What you should do =
Transcribe the entries that follow exactly as they appear, minus pictures.

(Collected data)

_ _ _ _ _ _ _

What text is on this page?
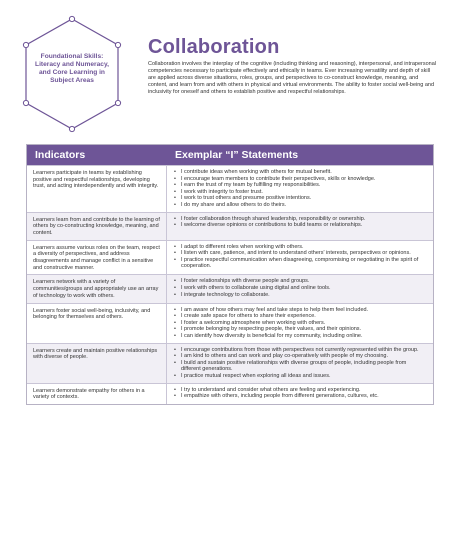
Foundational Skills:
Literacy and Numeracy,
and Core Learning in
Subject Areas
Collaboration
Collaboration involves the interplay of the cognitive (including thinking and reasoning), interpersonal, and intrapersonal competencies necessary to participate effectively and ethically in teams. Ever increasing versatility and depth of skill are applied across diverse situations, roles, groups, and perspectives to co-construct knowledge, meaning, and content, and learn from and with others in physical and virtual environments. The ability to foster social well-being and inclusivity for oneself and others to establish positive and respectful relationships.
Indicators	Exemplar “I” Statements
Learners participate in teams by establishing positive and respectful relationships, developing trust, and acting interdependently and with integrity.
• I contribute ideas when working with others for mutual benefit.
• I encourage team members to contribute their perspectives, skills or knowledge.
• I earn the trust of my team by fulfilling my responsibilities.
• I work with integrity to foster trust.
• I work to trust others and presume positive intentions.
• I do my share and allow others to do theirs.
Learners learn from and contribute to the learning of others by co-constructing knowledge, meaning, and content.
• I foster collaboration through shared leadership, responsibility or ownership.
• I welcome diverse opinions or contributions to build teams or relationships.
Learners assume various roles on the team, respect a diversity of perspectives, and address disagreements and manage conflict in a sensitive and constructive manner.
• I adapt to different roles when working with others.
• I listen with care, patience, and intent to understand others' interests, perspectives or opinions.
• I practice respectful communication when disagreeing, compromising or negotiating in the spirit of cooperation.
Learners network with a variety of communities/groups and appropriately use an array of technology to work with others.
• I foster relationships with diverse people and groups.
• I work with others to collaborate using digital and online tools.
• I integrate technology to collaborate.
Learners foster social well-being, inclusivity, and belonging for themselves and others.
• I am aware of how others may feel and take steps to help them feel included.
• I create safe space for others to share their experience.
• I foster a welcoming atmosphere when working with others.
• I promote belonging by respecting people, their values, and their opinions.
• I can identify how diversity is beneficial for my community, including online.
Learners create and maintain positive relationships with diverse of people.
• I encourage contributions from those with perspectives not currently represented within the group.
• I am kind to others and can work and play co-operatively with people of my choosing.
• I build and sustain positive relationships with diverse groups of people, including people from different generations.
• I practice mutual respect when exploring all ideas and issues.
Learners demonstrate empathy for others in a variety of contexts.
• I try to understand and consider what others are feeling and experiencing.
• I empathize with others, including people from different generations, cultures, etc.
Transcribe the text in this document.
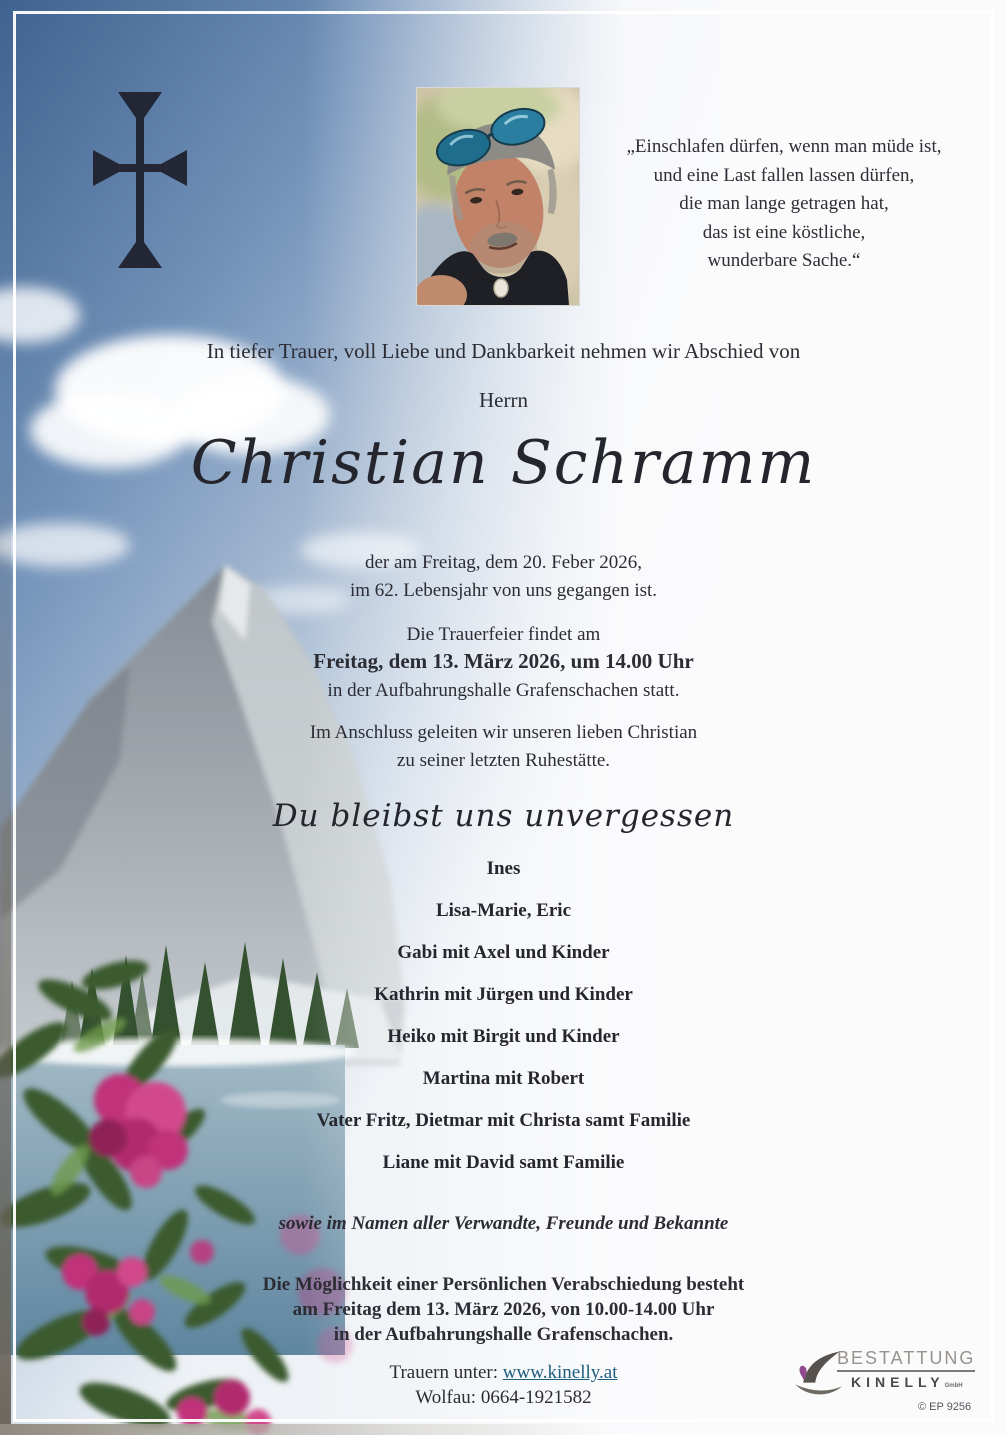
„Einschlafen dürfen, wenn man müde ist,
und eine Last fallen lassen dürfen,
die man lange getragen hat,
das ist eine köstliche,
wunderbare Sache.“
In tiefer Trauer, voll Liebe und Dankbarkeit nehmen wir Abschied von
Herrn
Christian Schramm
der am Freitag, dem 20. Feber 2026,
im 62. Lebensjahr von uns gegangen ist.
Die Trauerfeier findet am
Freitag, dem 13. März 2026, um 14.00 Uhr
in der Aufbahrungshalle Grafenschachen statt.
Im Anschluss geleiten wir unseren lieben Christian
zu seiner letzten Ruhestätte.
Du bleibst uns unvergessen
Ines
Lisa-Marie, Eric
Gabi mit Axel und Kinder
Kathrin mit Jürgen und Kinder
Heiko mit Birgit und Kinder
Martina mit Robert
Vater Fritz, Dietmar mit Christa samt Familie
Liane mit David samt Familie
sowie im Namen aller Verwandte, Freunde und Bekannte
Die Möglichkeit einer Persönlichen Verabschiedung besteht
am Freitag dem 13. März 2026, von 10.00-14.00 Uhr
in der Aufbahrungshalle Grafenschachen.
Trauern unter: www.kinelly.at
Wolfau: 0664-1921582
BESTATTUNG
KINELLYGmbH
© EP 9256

_ _ _ _ _ _ _

Written reply =
What text is on this page?
Foundational Skills:
Literacy and Numeracy,
and Core Learning in
Subject Areas
Collaboration
Collaboration involves the interplay of the cognitive (including thinking and reasoning), interpersonal, and intrapersonal competencies necessary to participate effectively and ethically in teams. Ever increasing versatility and depth of skill are applied across diverse situations, roles, groups, and perspectives to co-construct knowledge, meaning, and content, and learn from and with others in physical and virtual environments. The ability to foster social well-being and inclusivity for oneself and others to establish positive and respectful relationships.
Indicators	Exemplar “I” Statements
Learners participate in teams by establishing positive and respectful relationships, developing trust, and acting interdependently and with integrity.
• I contribute ideas when working with others for mutual benefit.
• I encourage team members to contribute their perspectives, skills or knowledge.
• I earn the trust of my team by fulfilling my responsibilities.
• I work with integrity to foster trust.
• I work to trust others and presume positive intentions.
• I do my share and allow others to do theirs.
Learners learn from and contribute to the learning of others by co-constructing knowledge, meaning, and content.
• I foster collaboration through shared leadership, responsibility or ownership.
• I welcome diverse opinions or contributions to build teams or relationships.
Learners assume various roles on the team, respect a diversity of perspectives, and address disagreements and manage conflict in a sensitive and constructive manner.
• I adapt to different roles when working with others.
• I listen with care, patience, and intent to understand others' interests, perspectives or opinions.
• I practice respectful communication when disagreeing, compromising or negotiating in the spirit of cooperation.
Learners network with a variety of communities/groups and appropriately use an array of technology to work with others.
• I foster relationships with diverse people and groups.
• I work with others to collaborate using digital and online tools.
• I integrate technology to collaborate.
Learners foster social well-being, inclusivity, and belonging for themselves and others.
• I am aware of how others may feel and take steps to help them feel included.
• I create safe space for others to share their experience.
• I foster a welcoming atmosphere when working with others.
• I promote belonging by respecting people, their values, and their opinions.
• I can identify how diversity is beneficial for my community, including online.
Learners create and maintain positive relationships with diverse of people.
• I encourage contributions from those with perspectives not currently represented within the group.
• I am kind to others and can work and play co-operatively with people of my choosing.
• I build and sustain positive relationships with diverse groups of people, including people from different generations.
• I practice mutual respect when exploring all ideas and issues.
Learners demonstrate empathy for others in a variety of contexts.
• I try to understand and consider what others are feeling and experiencing.
• I empathize with others, including people from different generations, cultures, etc.
Transcribe the text in this document.
„Einschlafen dürfen, wenn man müde ist,
und eine Last fallen lassen dürfen,
die man lange getragen hat,
das ist eine köstliche,
wunderbare Sache.“
In tiefer Trauer, voll Liebe und Dankbarkeit nehmen wir Abschied von
Herrn
Christian Schramm
der am Freitag, dem 20. Feber 2026,
im 62. Lebensjahr von uns gegangen ist.
Die Trauerfeier findet am
Freitag, dem 13. März 2026, um 14.00 Uhr
in der Aufbahrungshalle Grafenschachen statt.
Im Anschluss geleiten wir unseren lieben Christian
zu seiner letzten Ruhestätte.
Du bleibst uns unvergessen
Ines
Lisa-Marie, Eric
Gabi mit Axel und Kinder
Kathrin mit Jürgen und Kinder
Heiko mit Birgit und Kinder
Martina mit Robert
Vater Fritz, Dietmar mit Christa samt Familie
Liane mit David samt Familie
sowie im Namen aller Verwandte, Freunde und Bekannte
Die Möglichkeit einer Persönlichen Verabschiedung besteht
am Freitag dem 13. März 2026, von 10.00-14.00 Uhr
in der Aufbahrungshalle Grafenschachen.
Trauern unter: www.kinelly.at
Wolfau: 0664-1921582
BESTATTUNG
KINELLYGmbH
© EP 9256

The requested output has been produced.